-- START Entries --

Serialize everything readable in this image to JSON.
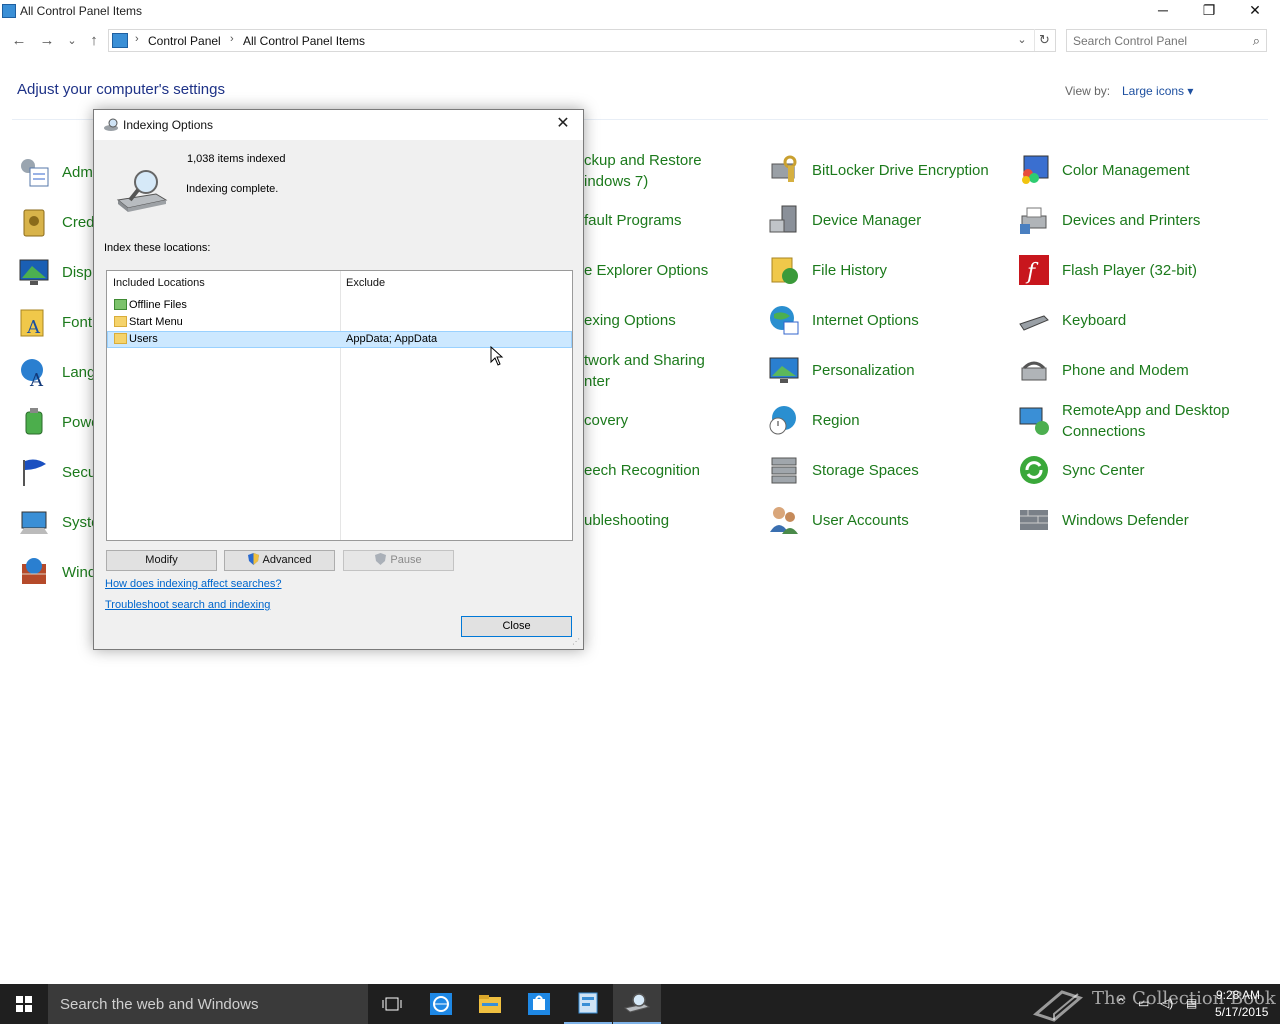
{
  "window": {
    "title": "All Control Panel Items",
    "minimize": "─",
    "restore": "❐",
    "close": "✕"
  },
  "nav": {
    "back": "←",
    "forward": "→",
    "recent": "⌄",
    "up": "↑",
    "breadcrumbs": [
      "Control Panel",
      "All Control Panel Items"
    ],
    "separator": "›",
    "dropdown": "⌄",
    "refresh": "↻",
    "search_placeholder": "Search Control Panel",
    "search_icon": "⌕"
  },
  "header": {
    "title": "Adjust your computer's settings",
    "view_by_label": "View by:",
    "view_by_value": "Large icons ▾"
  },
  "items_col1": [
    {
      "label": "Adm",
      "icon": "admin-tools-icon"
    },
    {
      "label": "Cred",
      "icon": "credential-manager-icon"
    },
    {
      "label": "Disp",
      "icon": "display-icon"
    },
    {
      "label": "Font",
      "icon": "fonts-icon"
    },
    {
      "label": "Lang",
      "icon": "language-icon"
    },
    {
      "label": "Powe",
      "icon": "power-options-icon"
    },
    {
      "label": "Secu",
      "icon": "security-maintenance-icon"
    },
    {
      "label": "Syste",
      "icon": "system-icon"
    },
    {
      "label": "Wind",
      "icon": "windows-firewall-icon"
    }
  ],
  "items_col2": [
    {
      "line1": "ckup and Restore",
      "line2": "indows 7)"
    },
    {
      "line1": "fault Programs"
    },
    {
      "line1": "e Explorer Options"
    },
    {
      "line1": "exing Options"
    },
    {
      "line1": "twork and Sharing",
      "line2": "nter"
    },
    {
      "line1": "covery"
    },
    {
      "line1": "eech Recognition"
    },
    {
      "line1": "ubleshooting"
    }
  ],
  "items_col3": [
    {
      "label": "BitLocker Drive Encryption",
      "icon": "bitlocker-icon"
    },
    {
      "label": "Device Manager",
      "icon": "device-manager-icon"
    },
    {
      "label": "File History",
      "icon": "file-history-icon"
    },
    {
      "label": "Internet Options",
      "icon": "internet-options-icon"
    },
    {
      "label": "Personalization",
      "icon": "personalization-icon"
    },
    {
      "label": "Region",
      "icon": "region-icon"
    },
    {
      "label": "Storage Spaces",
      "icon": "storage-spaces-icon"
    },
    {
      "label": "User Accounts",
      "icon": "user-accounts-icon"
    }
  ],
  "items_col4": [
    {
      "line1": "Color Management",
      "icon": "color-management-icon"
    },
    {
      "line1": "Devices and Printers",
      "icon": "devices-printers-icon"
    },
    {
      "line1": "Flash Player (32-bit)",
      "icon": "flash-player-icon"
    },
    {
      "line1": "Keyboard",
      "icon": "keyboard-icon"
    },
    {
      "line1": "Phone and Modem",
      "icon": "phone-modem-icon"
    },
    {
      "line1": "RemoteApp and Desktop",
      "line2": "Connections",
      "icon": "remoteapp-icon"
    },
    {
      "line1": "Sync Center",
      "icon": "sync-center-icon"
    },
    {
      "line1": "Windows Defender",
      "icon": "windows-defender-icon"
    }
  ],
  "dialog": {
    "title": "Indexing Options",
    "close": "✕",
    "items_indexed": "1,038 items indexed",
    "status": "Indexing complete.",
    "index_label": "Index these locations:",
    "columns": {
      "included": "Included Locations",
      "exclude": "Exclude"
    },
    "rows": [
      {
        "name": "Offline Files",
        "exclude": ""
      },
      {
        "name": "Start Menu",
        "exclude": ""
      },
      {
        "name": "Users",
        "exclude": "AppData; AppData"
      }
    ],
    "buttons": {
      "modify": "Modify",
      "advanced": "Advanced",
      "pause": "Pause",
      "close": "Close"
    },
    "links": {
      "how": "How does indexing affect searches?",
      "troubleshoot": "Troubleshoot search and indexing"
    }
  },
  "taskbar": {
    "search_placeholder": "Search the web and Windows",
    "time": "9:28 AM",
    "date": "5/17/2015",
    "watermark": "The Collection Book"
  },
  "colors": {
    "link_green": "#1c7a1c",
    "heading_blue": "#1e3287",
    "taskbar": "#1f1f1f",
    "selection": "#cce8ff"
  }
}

-- END Entries --

-- Task description --
Gather and copy every line of the data in which the string "Control" is found.

-- Solution to this problem --
    "title": "All Control Panel Items",
      "Control Panel",
      "All Control Panel Items"
    "search_placeholder": "Search Control Panel",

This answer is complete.